• Excerpt to read:
10 Things HSPs Dread About the Holidays

The holidays may be “merry and bright” -- which is also what makes them overstimulating for HSPs.

The holidays may be “merry and bright” — which is also what makes them overstimulating for HSPs.

The scent of pine from nearby Christmas trees wafts through the air as you watch snow gently fall around you. It’s dark outside, the moonlight your only guide, and all you hear is the sound of the snow softly landing on the pine branches. (No one else would hear this, but as a highly sensitive person (HSP), your Spidey senses do.) Everything is perfect… 

…until you walk inside your friend’s Christmas party. Immediately, it’s sensory overload: what was going to be a “small gathering of friends” is a full-on party packed with people, the multicolored lights on the Christmas tree produce a strobe light effect, and your friend’s baby cries and drowns out the holiday music. (Ironically, Silent Night is playing and how you wish that were the case.) 

You, too, would like to cry. But it’s Christmas, so you tell yourself you’ll just grin and bear it (and will escape to the comfort of your HSP sanctuary later to regroup and have all the alone time — and peace and quiet — you desire).

Whether it’s a holiday party or simply going to an overcrowded mall to compete with fellow shoppers for the last carton of eggnog, there are several things we HSPs dread about the holidays. Here are a handful of them. 

10 Things HSPs Dread About the Holidays

1. All the overstimulation everywhere, from bright lights to loud voices

The holidays are filled with so much joy… but also noise and extra stimuli everywhere we look. People are not just talking to each other, but shouting across store aisles, masking the Christmas music that’s on a constant loop. Not to mention traffic. If you live in a big city like I do (Los Angeles), traffic is a constant, but even road rage seems a lot worse when everyone’s in a rush to get to holiday sales or the latest festive get-together.

• Supplied data:
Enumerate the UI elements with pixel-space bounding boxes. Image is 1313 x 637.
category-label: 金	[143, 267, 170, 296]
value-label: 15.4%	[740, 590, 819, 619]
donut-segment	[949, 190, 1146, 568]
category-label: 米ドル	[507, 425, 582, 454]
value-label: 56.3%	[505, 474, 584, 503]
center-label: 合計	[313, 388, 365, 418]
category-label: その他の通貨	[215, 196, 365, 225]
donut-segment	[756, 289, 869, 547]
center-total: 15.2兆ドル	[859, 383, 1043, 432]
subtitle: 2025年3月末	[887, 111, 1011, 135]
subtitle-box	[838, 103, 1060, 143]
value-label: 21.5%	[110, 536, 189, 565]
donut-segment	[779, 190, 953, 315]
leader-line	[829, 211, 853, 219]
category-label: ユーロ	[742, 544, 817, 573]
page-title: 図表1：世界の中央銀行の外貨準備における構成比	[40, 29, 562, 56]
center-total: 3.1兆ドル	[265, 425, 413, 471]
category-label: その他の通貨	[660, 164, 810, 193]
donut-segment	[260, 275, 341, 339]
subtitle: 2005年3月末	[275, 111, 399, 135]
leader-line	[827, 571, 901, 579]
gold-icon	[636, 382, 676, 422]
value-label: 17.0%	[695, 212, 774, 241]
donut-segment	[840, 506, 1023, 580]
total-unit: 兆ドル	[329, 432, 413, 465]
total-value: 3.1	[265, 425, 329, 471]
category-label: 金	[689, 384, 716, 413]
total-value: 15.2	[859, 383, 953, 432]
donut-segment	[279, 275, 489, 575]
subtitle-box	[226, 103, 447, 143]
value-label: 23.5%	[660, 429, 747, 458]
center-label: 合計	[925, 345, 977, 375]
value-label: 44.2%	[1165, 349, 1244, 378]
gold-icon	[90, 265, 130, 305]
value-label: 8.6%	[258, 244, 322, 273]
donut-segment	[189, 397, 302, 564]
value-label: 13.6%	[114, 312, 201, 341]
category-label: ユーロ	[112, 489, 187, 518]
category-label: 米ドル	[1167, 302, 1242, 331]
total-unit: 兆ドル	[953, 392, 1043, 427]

• Set of tasks:
1. Copy everything from the start of the records down to the line containing "103, 1060, 143]", swapping "category-label" for "group-label" and leaving everything else unchanged.
2. Carry on the article about what highly sensitive people dread during the holidays, picking up right after its last sentence.
The records have no connection to the article.

• Answers per task:
1.
Enumerate the UI elements with pixel-space bounding boxes. Image is 1313 x 637.
group-label: 金	[143, 267, 170, 296]
value-label: 15.4%	[740, 590, 819, 619]
donut-segment	[949, 190, 1146, 568]
group-label: 米ドル	[507, 425, 582, 454]
value-label: 56.3%	[505, 474, 584, 503]
center-label: 合計	[313, 388, 365, 418]
group-label: その他の通貨	[215, 196, 365, 225]
donut-segment	[756, 289, 869, 547]
center-total: 15.2兆ドル	[859, 383, 1043, 432]
subtitle: 2025年3月末	[887, 111, 1011, 135]
subtitle-box	[838, 103, 1060, 143]

2.
And although holiday lights are beautiful — who doesn’t like seeing Rudolph and the other reindeer “flying” across someone’s house in December? — they’re also triggering for HSPs due to our light sensitivity

2. An overabundance of small talk takes its toll on your energy

The plus and minus of holiday get-togethers is seeing people we haven’t seen in several months… which also means a lot of small talk. But we highly sensitive souls would rather have more in-depth conversations. Yes, pointing out how it’s suddenly snowing has its time and place, but what about your life? What’s going on? How’s that book you’ve been working on? What are your goals for the New Year?

3. You can only take so much “constructive” criticism from your family

Going hand in hand with small talk is the endless barrage of questions from inquisitive relatives. Although they mean well, all their probing feels like “constructive” criticism about your life: Why aren’t you married? Why are you throwing money away renting? Why don’t you stop freelancing and get a “regular” job? 

4. You overthink more than usual

Did you respond properly (i.e., nicely) to your aunt’s countless questions about why you’re still single? Did you get the “right” Christmas gift for your boss? Did you leave your holiday work party too soon (and so now everyone thinks you’re rude)? HSPs already overthink all the time, but during the holiday season, it’s increased tenfold.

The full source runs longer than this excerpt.